Records for this task:

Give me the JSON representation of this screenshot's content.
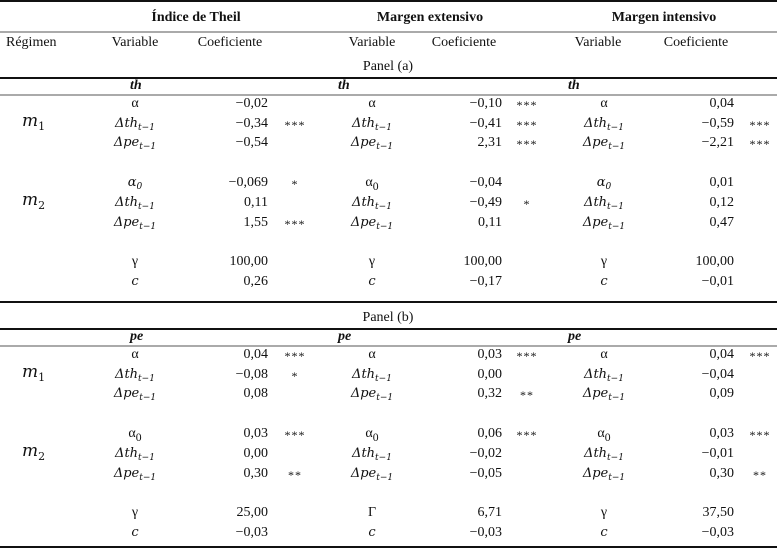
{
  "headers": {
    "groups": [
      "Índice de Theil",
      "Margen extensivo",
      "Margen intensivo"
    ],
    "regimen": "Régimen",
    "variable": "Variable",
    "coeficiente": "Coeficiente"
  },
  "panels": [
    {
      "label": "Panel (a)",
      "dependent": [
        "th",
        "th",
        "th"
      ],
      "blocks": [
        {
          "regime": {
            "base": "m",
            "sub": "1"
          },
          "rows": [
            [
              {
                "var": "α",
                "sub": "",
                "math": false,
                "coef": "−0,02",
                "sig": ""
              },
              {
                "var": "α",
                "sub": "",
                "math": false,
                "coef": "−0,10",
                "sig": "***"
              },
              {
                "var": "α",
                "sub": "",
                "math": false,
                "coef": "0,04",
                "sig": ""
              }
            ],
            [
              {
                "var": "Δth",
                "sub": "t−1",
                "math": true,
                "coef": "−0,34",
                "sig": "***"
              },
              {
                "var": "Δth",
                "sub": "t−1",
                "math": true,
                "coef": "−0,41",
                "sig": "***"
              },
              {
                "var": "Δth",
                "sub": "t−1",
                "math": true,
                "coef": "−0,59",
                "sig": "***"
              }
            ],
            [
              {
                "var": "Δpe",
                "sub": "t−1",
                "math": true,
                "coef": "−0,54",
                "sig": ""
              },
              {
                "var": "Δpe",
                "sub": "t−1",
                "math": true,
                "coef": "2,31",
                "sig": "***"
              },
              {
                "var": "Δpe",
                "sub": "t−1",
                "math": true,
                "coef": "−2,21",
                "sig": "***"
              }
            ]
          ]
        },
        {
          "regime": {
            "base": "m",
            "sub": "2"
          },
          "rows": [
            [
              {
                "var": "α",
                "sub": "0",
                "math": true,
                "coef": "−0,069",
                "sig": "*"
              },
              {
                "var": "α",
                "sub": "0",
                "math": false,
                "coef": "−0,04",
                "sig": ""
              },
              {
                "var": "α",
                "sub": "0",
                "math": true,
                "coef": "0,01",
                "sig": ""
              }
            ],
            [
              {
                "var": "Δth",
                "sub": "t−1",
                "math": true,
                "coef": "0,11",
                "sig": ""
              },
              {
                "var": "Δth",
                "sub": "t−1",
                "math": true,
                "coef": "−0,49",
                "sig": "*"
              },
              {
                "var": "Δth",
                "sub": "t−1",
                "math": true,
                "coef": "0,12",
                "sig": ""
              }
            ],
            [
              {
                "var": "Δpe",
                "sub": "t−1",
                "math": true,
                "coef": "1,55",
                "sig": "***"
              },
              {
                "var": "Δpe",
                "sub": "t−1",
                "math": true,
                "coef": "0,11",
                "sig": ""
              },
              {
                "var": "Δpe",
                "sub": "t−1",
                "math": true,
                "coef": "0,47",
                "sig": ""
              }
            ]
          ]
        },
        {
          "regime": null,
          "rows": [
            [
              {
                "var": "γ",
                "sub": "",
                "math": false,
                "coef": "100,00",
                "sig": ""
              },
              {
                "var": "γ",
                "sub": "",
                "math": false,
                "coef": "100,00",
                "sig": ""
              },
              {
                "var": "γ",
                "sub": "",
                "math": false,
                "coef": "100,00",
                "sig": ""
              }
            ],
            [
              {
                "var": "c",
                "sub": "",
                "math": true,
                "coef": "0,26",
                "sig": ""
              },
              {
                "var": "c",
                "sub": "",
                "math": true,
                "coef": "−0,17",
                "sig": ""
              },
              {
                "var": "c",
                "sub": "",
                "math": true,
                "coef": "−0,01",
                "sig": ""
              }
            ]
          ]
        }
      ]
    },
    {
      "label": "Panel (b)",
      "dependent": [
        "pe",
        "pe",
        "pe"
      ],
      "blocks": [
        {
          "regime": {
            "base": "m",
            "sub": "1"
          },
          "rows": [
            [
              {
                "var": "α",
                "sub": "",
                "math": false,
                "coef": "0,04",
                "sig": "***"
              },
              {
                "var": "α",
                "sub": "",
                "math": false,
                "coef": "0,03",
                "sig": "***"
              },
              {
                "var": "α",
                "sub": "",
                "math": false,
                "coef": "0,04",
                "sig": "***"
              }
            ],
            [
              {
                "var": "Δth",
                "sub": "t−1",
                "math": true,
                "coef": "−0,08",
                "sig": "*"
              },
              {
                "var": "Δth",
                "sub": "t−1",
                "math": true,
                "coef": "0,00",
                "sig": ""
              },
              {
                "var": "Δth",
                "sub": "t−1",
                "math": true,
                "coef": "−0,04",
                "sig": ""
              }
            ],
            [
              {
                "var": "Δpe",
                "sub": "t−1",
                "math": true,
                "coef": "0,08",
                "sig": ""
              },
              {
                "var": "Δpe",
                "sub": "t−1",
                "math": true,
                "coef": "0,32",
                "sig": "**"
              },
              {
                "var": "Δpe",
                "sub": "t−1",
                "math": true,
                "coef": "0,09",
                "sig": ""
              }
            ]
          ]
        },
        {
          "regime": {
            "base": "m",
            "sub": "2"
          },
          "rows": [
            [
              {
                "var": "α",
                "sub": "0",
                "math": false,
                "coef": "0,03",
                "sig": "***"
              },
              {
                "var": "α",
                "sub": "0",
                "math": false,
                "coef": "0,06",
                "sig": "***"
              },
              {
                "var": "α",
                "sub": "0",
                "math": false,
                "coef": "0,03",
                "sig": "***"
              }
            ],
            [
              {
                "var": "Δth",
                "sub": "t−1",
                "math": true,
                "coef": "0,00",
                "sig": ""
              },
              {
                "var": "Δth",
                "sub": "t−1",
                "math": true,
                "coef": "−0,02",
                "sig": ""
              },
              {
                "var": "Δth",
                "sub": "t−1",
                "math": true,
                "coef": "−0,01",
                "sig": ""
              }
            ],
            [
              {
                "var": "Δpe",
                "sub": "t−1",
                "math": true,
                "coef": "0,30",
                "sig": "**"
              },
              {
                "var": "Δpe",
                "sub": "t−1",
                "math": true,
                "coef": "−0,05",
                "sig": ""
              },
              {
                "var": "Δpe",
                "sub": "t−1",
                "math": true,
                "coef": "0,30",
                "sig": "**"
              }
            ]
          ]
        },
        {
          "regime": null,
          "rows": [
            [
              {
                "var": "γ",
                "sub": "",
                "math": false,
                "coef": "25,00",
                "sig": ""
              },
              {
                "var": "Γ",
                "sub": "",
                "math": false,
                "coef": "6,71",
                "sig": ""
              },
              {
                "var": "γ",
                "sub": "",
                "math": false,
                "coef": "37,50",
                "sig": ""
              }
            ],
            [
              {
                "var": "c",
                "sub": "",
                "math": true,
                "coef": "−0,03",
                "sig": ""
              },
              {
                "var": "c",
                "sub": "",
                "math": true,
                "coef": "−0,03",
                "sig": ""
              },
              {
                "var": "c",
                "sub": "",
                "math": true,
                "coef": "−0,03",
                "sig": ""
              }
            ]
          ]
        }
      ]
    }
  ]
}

---

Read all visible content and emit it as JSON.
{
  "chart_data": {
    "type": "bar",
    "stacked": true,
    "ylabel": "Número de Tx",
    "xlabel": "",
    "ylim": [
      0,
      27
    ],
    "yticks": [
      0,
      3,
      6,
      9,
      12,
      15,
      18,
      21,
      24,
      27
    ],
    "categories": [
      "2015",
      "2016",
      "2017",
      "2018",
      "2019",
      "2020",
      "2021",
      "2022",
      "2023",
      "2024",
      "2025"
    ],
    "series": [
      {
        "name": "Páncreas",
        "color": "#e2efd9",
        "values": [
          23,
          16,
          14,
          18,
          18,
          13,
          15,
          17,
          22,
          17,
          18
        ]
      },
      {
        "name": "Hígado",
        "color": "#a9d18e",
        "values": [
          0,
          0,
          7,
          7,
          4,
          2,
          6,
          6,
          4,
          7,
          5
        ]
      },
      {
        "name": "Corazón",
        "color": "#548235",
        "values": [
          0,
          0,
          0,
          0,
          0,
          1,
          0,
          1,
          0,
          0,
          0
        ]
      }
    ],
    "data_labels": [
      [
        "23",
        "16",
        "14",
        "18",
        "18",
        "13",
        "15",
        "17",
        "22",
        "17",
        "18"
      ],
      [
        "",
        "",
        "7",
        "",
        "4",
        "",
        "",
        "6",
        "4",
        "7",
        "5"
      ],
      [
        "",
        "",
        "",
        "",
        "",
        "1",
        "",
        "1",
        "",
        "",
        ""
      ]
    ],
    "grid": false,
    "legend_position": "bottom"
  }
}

Task goal: Locate all lines holding the word "Margen", then copy them out.

Answer for this exercise:
      "Margen extensivo",
      "Margen intensivo"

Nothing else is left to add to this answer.